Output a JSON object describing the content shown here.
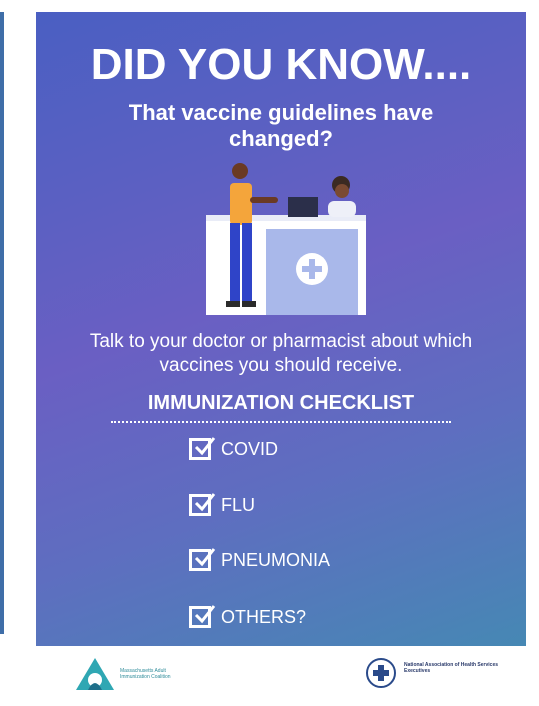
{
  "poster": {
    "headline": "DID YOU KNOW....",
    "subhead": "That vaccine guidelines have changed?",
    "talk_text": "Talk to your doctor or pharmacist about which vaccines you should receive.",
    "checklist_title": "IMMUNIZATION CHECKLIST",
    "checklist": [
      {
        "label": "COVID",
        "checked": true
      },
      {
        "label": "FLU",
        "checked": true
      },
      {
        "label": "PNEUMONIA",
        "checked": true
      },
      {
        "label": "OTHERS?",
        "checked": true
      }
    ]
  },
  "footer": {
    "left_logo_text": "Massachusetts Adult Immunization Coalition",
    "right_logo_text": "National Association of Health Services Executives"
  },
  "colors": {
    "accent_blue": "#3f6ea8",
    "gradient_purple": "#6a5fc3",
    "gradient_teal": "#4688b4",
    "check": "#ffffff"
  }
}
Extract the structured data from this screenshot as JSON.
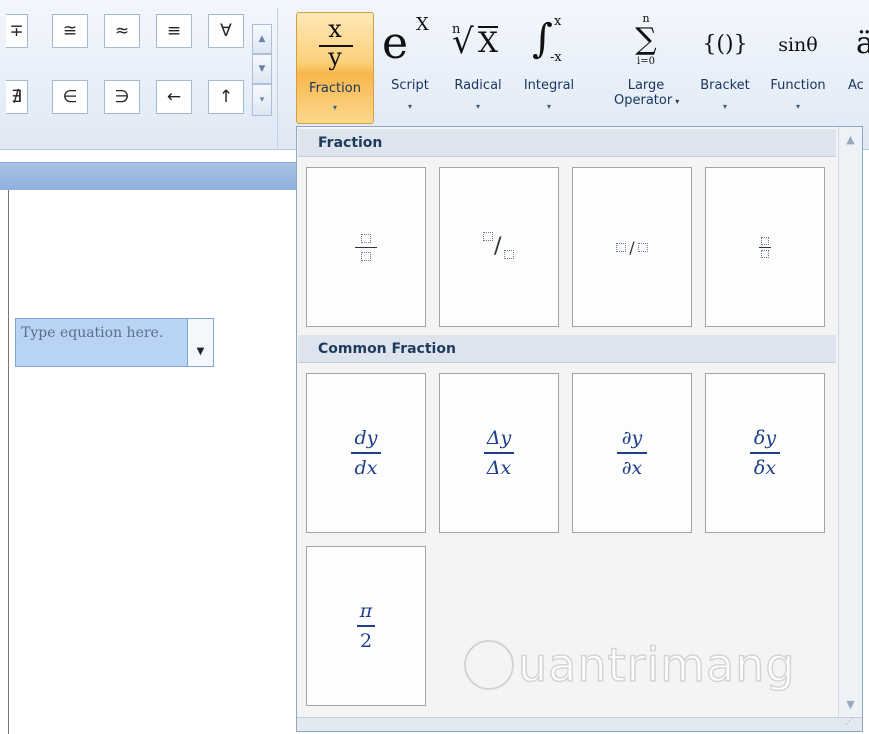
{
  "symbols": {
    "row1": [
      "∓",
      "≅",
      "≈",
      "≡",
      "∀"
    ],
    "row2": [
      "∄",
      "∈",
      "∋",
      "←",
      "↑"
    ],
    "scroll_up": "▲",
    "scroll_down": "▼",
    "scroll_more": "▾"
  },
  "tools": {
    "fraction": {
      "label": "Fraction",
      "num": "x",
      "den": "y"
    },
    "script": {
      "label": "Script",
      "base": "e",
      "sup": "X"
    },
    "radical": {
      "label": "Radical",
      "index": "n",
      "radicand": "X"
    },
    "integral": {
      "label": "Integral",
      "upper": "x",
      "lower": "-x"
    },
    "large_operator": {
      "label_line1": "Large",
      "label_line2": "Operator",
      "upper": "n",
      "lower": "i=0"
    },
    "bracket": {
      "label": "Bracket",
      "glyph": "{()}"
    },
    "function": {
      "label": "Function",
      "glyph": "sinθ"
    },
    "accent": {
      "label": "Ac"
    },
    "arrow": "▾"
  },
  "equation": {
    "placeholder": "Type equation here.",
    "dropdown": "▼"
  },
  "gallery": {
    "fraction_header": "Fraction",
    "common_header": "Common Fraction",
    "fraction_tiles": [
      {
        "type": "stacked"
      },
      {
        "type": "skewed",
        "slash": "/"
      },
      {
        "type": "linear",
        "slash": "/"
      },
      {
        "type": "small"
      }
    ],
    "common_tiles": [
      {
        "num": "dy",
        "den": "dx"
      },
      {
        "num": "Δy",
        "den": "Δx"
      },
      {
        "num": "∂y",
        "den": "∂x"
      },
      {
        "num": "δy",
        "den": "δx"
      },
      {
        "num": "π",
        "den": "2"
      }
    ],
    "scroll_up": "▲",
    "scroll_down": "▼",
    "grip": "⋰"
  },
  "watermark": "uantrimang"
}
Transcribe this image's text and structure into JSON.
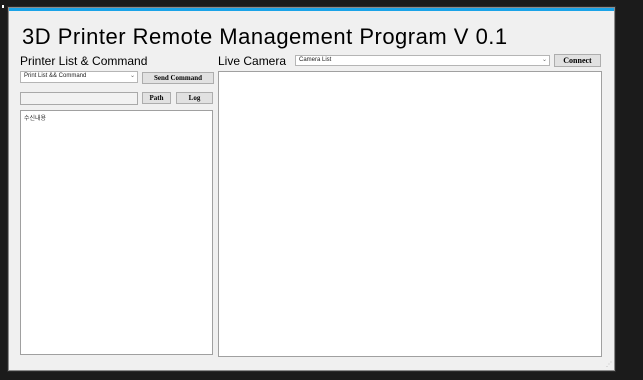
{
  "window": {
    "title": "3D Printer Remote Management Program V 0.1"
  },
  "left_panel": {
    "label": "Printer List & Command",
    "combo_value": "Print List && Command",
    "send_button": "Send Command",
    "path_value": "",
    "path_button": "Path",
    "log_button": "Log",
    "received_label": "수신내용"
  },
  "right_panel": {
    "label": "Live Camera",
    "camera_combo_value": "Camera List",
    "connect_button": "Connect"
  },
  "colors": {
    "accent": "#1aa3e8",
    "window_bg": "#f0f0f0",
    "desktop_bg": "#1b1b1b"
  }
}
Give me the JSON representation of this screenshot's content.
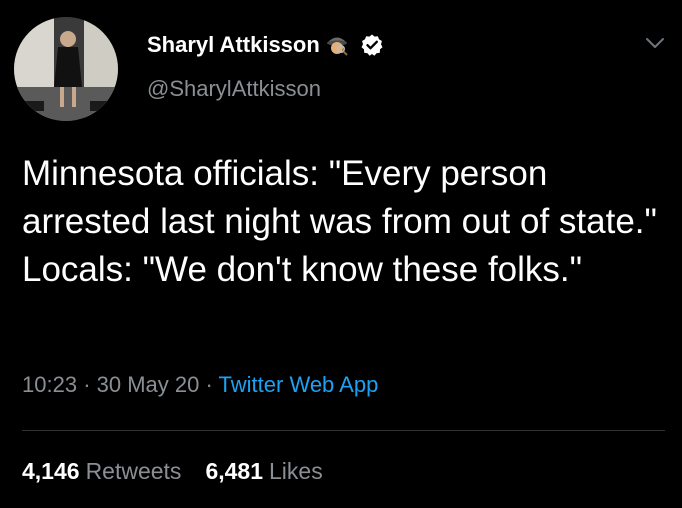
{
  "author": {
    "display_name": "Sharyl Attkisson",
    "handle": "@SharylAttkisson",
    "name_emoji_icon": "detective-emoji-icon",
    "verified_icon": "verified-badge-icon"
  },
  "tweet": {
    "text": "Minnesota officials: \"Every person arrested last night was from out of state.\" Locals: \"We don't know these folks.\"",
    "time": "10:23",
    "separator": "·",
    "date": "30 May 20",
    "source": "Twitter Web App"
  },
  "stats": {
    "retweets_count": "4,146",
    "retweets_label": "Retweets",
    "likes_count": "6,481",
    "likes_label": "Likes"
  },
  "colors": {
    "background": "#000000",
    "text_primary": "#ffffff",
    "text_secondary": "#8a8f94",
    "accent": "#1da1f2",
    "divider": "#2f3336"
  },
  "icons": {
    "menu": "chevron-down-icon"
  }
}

— WHAT THIS TASK INVOLVES —
Track down every line of the material containing the string "here", and copy it.

— WRITTEN RESPONSE —
Output a JSON object describing the content shown here.
    "placeholder": "Type equation here.",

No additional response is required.